Read through the data and report every line in which the word "Fiorentino" occurs.

■ **Records shown**:
--

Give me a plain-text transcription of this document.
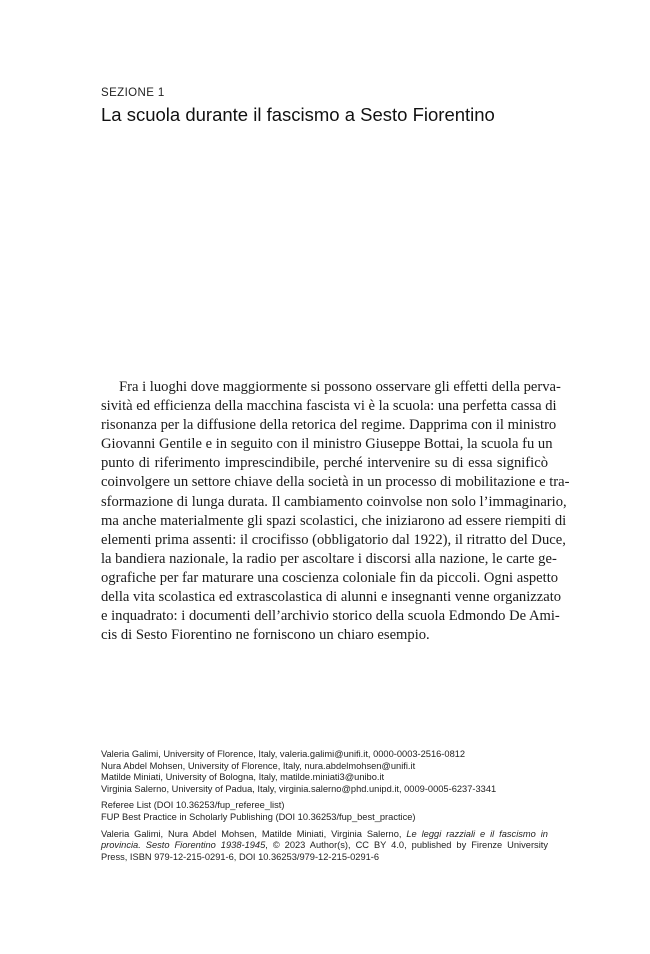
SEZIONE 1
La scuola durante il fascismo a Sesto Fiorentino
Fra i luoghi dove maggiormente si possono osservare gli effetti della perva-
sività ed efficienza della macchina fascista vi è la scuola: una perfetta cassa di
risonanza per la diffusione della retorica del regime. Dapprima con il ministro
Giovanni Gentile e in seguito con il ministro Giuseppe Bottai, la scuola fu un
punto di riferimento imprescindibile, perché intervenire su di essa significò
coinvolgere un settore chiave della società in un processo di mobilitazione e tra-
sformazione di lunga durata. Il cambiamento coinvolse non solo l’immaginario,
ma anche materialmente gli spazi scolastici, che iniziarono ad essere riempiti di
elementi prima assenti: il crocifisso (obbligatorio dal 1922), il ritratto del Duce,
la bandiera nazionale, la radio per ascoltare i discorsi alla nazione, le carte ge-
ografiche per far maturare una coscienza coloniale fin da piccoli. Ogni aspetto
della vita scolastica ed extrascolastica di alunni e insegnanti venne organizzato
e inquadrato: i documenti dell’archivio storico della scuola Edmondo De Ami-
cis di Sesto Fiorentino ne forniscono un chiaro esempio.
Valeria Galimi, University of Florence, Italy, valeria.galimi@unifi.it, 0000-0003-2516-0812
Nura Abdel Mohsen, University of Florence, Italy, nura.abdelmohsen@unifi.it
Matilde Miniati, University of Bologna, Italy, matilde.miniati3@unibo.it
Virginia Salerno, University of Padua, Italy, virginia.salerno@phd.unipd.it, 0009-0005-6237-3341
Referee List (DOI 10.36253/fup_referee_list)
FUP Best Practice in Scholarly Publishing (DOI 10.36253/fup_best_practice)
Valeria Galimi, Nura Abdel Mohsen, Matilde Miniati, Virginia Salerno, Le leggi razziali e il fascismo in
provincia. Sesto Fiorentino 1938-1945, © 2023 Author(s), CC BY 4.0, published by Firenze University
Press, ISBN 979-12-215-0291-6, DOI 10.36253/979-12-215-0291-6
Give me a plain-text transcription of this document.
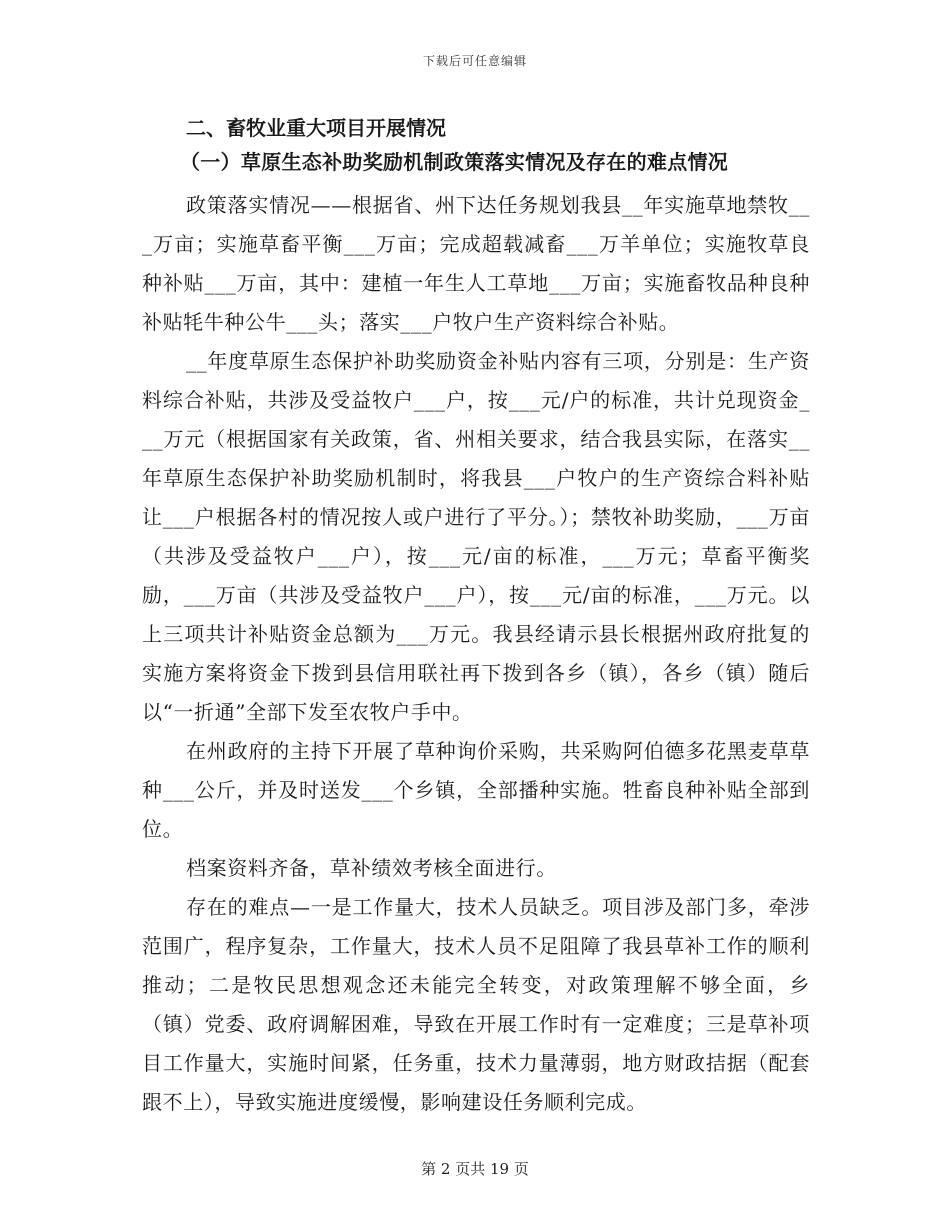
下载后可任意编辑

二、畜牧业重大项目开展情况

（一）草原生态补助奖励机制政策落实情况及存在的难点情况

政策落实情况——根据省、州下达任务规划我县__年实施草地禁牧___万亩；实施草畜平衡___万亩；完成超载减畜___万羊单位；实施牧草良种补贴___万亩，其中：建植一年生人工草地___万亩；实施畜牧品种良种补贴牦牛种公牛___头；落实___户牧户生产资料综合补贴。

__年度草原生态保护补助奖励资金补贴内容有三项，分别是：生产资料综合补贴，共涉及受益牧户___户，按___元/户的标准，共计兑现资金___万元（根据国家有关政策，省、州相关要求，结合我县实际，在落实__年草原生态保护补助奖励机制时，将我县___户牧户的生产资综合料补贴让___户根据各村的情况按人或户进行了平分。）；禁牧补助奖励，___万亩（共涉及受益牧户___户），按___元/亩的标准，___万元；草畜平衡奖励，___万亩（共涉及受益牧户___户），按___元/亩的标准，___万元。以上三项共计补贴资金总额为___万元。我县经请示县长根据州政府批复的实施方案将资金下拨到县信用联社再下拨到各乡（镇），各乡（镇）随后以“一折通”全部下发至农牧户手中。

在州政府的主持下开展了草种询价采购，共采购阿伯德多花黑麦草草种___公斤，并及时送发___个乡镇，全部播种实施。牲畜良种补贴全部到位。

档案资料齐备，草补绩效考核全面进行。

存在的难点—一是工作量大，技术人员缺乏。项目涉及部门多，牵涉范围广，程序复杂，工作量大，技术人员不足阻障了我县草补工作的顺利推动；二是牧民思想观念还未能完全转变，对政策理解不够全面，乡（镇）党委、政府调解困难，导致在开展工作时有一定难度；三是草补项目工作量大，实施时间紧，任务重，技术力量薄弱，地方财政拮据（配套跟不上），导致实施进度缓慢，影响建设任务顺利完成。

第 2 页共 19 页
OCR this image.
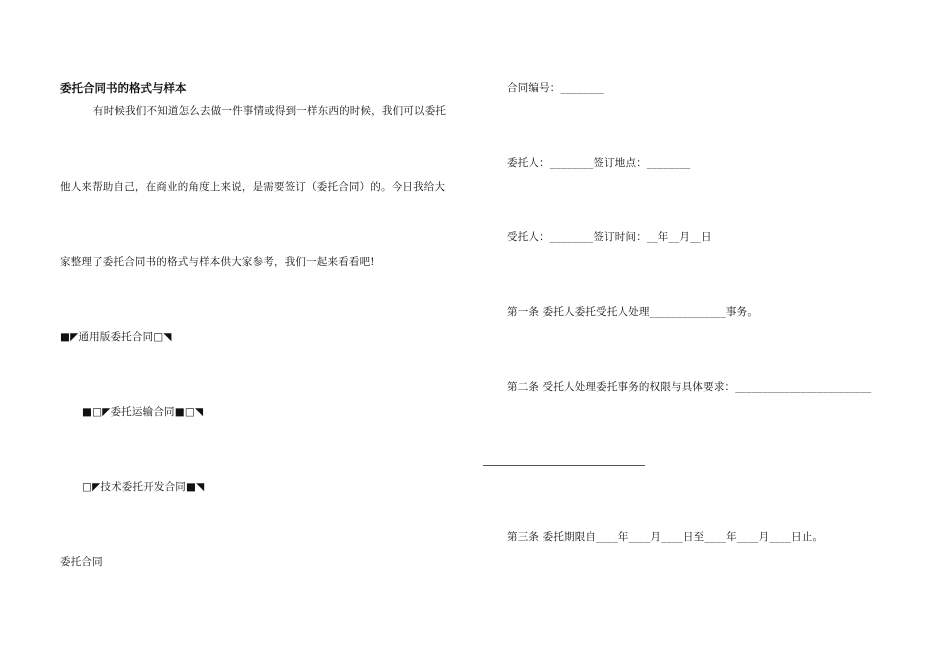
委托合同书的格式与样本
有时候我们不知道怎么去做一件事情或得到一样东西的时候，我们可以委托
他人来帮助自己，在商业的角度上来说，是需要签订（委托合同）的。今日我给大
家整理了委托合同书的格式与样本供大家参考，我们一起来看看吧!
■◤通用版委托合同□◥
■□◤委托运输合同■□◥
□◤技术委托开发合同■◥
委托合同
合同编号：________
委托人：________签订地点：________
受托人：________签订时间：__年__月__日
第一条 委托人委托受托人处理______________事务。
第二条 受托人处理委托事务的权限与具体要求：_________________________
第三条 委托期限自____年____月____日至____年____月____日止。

--

■ **Result for this exercise**:
La scuola durante il fascismo a Sesto Fiorentino
cis di Sesto Fiorentino ne forniscono un chiaro esempio.
provincia. Sesto Fiorentino 1938-1945, © 2023 Author(s), CC BY 4.0, published by Firenze University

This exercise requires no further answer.